GIVEN INSTRUCTION: Report, as a bare number, how many lines contain the string "document".

Collected data:
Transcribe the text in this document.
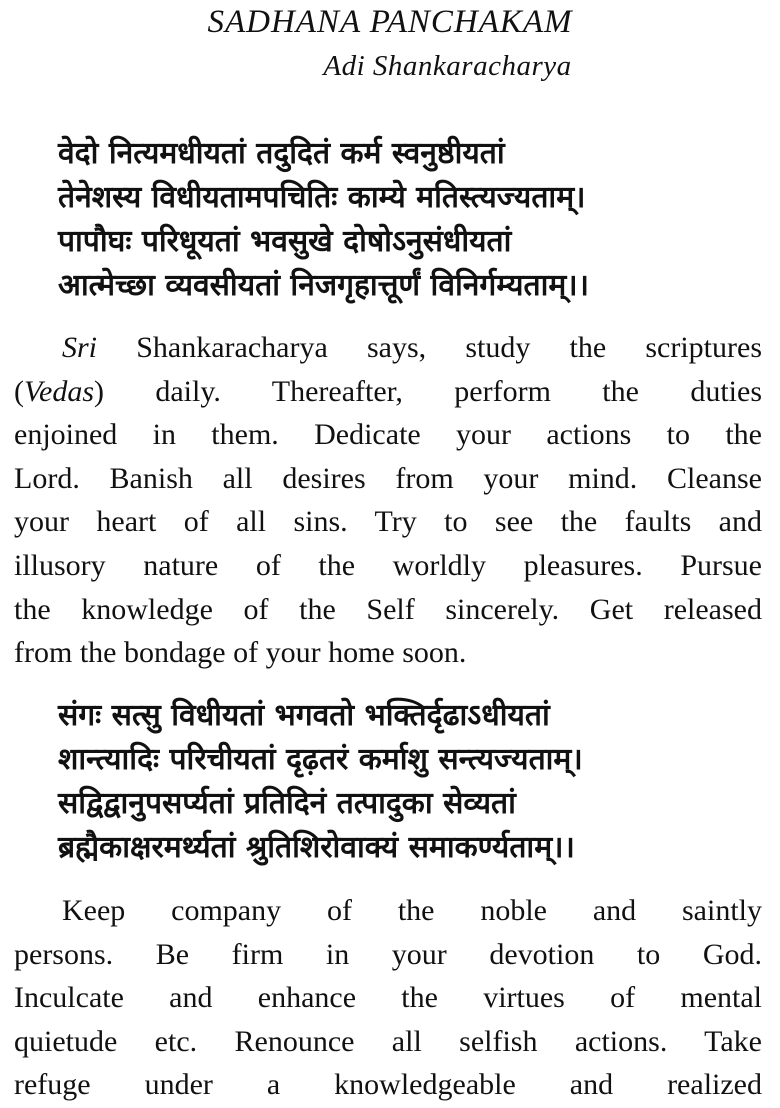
SADHANA PANCHAKAM
Adi Shankaracharya
वेदो नित्यमधीयतां तदुदितं कर्म स्वनुष्ठीयतां
तेनेशस्य विधीयतामपचितिः काम्ये मतिस्त्यज्यताम्।
पापौघः परिधूयतां भवसुखे दोषोऽनुसंधीयतां
आत्मेच्छा व्यवसीयतां निजगृहात्तूर्णं विनिर्गम्यताम्।।
Sri Shankaracharya says, study the scriptures
(Vedas) daily. Thereafter, perform the duties
enjoined in them. Dedicate your actions to the
Lord. Banish all desires from your mind. Cleanse
your heart of all sins. Try to see the faults and
illusory nature of the worldly pleasures. Pursue
the knowledge of the Self sincerely. Get released
from the bondage of your home soon.
संगः सत्सु विधीयतां भगवतो भक्तिर्दृढाऽधीयतां
शान्त्यादिः परिचीयतां दृढ़तरं कर्माशु सन्त्यज्यताम्।
सद्विद्वानुपसर्प्यतां प्रतिदिनं तत्पादुका सेव्यतां
ब्रह्मैकाक्षरमर्थ्यतां श्रुतिशिरोवाक्यं समाकर्ण्यताम्।।
Keep company of the noble and saintly
persons. Be firm in your devotion to God.
Inculcate and enhance the virtues of mental
quietude etc. Renounce all selfish actions. Take
refuge under a knowledgeable and realized
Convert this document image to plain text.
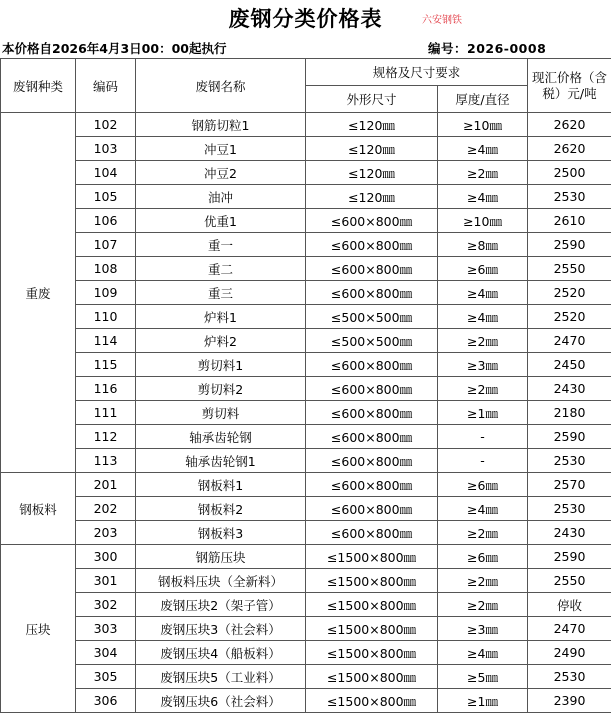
废钢分类价格表	六安钢铁
本价格自2026年4月3日00：00起执行	编号：2026-0008
废钢种类	编码	废钢名称	规格及尺寸要求		现汇价格（含税）元/吨
			外形尺寸	厚度/直径	
重废	102	钢筋切粒1	≤120㎜	≥10㎜	2620
	103	冲豆1	≤120㎜	≥4㎜	2620
	104	冲豆2	≤120㎜	≥2㎜	2500
	105	油冲	≤120㎜	≥4㎜	2530
	106	优重1	≤600×800㎜	≥10㎜	2610
	107	重一	≤600×800㎜	≥8㎜	2590
	108	重二	≤600×800㎜	≥6㎜	2550
	109	重三	≤600×800㎜	≥4㎜	2520
	110	炉料1	≤500×500㎜	≥4㎜	2520
	114	炉料2	≤500×500㎜	≥2㎜	2470
	115	剪切料1	≤600×800㎜	≥3㎜	2450
	116	剪切料2	≤600×800㎜	≥2㎜	2430
	111	剪切料	≤600×800㎜	≥1㎜	2180
	112	轴承齿轮钢	≤600×800㎜	-	2590
	113	轴承齿轮钢1	≤600×800㎜	-	2530
钢板料	201	钢板料1	≤600×800㎜	≥6㎜	2570
	202	钢板料2	≤600×800㎜	≥4㎜	2530
	203	钢板料3	≤600×800㎜	≥2㎜	2430
压块	300	钢筋压块	≤1500×800㎜	≥6㎜	2590
	301	钢板料压块（全新料）	≤1500×800㎜	≥2㎜	2550
	302	废钢压块2（架子管）	≤1500×800㎜	≥2㎜	停收
	303	废钢压块3（社会料）	≤1500×800㎜	≥3㎜	2470
	304	废钢压块4（船板料）	≤1500×800㎜	≥4㎜	2490
	305	废钢压块5（工业料）	≤1500×800㎜	≥5㎜	2530
	306	废钢压块6（社会料）	≤1500×800㎜	≥1㎜	2390
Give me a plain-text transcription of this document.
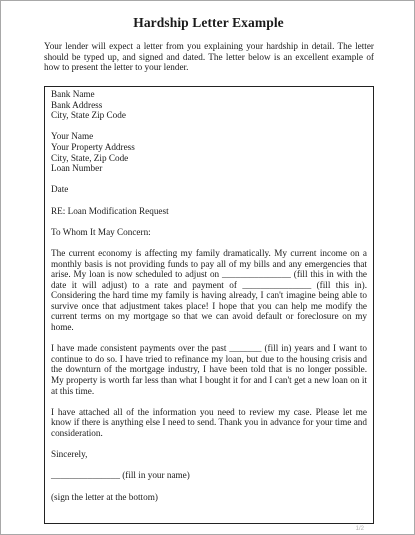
Hardship Letter Example
Your lender will expect a letter from you explaining your hardship in detail. The letter should be typed up, and signed and dated. The letter below is an excellent example of how to present the letter to your lender.
Bank Name
Bank Address
City, State Zip Code
Your Name
Your Property Address
City, State, Zip Code
Loan Number
Date
RE: Loan Modification Request
To Whom It May Concern:
The current economy is affecting my family dramatically. My current income on a monthly basis is not providing funds to pay all of my bills and any emergencies that arise. My loan is now scheduled to adjust on _______________ (fill this in with the date it will adjust) to a rate and payment of _______________ (fill this in). Considering the hard time my family is having already, I can't imagine being able to survive once that adjustment takes place! I hope that you can help me modify the current terms on my mortgage so that we can avoid default or foreclosure on my home.
I have made consistent payments over the past _______ (fill in) years and I want to continue to do so. I have tried to refinance my loan, but due to the housing crisis and the downturn of the mortgage industry, I have been told that is no longer possible. My property is worth far less than what I bought it for and I can't get a new loan on it at this time.
I have attached all of the information you need to review my case. Please let me know if there is anything else I need to send. Thank you in advance for your time and consideration.
Sincerely,
_______________ (fill in your name)
(sign the letter at the bottom)
1/2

COMPLETE RESPONSE: 3